__Task 1__:
In the forum post on the serial device driver, what condition causes the TX_READY IRQ to be asserted?
__Task 2__:
Summarize the forum post on the serial device driver in two sentences.

__Document segment__:

2015-05-09 10:22:56

by Mason

[permalink] [raw]
Subject: Hardware spec prevents optimal performance in device driver

Hello everyone,

I'm writing a device driver for a serial-ish kind of device.
I'm interested in the TX side of the problem. (I'm working on
an ARM Cortex A9 system by the way.)

There's a 16-byte TX FIFO. Data is queued to the FIFO by writing
{1,2,4} bytes to a TX{8,16,32} memory-mapped register.
Reading the TX_DEPTH register returns the current queue depth.

The TX_READY IRQ is asserted when (and only when) TX_DEPTH
transitions from 1 to 0.

With this spec in mind, I don't see how it is possible to
attain optimal TX performance in the driver. There's a race
between the SW thread filling the queue and the HW thread
emptying it.

My first attempt went along these lines:

SW thread pseudo-code (blocking write)

while (bytes_to_send > 16) {
write 16 bytes to the queue /* NON ATOMIC */
bytes_to_send -= 16;
wait for semaphore
}
write the last bytes to the queue
wait for semaphore

The simplest way to "write 16 bytes to the queue" is
a byte-access loop.

for (i = 0; i < 16; ++i) write buf[i] to TX8
or -- just slightly more complex
for (i = 0; i < 4; ++i) write buf[4i .. 4i+3] to TX32

But you see the problem: I write a byte, and then, for some
reason (low freq from cpufreq, IRQ) the CPU takes a very long
time to get to the next, thus TX_READY fires before I even
write the next byte.

In short, TX_READY could fire at any point while filling the queue.

In my opinion, the semantics of TX_READY are fuzzy. When I hit
the ISR, I just know that "the TX queue reached 0 at some point
in time" but the HW might still be working on sending some bytes.

Seems the best one can do is:

while (bytes_to_send > 4) {
write 4 bytes to TX32 /* ATOMIC */
bytes_to_send -= 4;
wait for semaphore
}
while (bytes_to_send > 0) {
write 1 byte to TX8 /* ATOMIC */
bytes_to_send -= 1;
wait for semaphore
}

(This is ignoring the fact that the original buffer to
send may not be word-aligned, I will have to investigate
misaligned loads, or handle the first 0-3 bytes manually.)

In the solution proposed above, using atomic writes to
the device, I know that TX_READY signals "the work you
requested in now complete". But I have sacrificed
performance, as I will take an IRQ for every 4 bytes,
instead of one for every 16 bytes.

__Entries provided__:
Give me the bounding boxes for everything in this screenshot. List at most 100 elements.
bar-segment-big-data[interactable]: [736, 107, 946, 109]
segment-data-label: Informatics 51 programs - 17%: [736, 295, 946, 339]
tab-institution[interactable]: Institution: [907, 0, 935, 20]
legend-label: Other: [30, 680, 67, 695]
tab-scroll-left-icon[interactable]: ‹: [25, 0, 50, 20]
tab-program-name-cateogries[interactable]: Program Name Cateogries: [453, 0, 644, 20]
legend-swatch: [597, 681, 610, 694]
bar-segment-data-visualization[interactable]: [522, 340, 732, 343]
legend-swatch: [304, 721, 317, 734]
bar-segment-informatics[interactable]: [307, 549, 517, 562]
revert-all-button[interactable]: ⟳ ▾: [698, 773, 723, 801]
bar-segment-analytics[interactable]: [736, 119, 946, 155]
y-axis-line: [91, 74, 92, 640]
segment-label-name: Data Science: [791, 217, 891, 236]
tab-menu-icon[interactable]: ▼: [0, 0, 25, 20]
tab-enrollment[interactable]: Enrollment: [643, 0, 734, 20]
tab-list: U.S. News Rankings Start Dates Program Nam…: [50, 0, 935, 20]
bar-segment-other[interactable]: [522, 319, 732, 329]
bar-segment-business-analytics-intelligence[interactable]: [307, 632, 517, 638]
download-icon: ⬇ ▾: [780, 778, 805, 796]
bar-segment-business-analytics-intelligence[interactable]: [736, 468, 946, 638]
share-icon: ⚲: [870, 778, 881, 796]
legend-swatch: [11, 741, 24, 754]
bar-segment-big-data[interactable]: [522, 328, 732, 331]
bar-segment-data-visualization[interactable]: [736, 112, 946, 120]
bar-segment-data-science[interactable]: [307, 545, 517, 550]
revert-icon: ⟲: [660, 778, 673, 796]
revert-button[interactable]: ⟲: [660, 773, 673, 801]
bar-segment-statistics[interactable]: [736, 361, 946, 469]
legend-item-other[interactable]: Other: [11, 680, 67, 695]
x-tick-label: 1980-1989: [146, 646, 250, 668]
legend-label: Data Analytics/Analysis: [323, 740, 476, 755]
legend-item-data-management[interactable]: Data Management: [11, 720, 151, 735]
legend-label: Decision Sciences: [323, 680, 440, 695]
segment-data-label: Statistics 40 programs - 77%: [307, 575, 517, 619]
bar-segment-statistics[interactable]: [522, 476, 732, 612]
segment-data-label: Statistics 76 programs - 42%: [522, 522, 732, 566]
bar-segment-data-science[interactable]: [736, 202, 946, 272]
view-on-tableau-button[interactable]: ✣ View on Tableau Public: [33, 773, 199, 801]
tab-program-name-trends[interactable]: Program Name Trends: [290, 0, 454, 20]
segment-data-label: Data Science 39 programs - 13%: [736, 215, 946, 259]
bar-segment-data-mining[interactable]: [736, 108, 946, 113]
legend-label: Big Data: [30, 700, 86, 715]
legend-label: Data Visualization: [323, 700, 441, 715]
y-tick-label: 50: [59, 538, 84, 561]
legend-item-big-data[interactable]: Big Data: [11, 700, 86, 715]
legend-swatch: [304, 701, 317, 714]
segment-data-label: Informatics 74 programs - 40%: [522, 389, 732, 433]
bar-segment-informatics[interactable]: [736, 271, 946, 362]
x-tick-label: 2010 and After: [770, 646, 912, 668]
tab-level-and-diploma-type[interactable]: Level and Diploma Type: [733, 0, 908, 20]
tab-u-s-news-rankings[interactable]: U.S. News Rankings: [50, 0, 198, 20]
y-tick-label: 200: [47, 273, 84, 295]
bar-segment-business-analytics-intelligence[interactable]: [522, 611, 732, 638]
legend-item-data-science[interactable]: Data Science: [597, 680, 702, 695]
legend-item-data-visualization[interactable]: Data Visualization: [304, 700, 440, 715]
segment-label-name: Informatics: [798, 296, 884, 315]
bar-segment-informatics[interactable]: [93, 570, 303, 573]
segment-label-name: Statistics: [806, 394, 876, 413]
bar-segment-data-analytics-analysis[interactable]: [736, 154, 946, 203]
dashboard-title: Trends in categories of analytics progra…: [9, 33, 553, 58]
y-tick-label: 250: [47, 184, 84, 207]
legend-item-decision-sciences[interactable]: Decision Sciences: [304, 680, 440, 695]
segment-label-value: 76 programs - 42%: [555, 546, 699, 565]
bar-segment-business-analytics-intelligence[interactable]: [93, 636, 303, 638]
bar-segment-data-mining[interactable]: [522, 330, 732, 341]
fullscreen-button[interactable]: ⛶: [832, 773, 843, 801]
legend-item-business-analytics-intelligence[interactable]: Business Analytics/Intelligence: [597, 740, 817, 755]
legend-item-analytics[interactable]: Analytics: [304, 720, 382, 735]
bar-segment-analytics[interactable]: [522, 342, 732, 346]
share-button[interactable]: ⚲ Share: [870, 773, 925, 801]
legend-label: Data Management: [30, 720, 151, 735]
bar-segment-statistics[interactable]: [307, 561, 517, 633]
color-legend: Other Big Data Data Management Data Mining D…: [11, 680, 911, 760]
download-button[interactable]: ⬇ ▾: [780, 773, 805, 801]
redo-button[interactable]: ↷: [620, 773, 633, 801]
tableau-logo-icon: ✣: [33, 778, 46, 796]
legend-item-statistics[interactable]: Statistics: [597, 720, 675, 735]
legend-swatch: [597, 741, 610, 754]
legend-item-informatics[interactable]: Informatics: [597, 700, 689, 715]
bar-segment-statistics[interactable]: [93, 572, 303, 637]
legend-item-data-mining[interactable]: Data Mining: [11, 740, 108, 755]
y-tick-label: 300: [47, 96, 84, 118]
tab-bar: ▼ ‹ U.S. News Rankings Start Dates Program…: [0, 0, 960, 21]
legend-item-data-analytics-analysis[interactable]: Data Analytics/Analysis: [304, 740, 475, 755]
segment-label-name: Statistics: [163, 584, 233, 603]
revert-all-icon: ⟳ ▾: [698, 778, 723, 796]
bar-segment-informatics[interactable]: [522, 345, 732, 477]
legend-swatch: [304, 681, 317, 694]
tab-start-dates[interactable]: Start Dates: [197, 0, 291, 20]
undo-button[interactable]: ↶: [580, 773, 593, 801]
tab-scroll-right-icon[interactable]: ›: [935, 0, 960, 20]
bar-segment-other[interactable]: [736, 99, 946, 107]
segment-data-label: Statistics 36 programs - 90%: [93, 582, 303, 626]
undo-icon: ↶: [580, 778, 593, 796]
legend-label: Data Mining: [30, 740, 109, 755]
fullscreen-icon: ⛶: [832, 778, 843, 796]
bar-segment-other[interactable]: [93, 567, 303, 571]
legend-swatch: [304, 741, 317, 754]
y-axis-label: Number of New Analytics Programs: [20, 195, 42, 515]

__Exercise answer 1__:
It is asserted when, and only when, TX_DEPTH transitions from 1 to 0.

__Exercise answer 2__:
The author is writing a driver for a serial-like device with a 16-byte TX FIFO whose TX_READY interrupt fires only when the queue depth drops from 1 to 0, so the interrupt can fire while the software is still filling the queue. Writing 4 bytes or 1 byte atomically makes TX_READY reliably mean the requested work is complete, but it costs performance because an interrupt is taken every 4 bytes instead of every 16.